(Data entries)
·····

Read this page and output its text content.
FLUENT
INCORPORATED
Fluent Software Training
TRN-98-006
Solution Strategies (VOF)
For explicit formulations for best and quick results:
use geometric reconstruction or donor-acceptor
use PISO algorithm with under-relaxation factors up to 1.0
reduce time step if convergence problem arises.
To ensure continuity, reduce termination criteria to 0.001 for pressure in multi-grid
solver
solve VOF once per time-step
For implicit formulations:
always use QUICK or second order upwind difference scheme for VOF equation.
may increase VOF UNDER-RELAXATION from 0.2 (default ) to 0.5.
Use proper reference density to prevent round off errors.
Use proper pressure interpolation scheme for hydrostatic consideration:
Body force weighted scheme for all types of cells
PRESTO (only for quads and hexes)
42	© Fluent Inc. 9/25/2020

·····

* _TASK STATEMENT_
Go line by line through the data and copy any that contain "time".

* _YOUR SOLUTION_
reduce time step if convergence problem arises.
solve VOF once per time-step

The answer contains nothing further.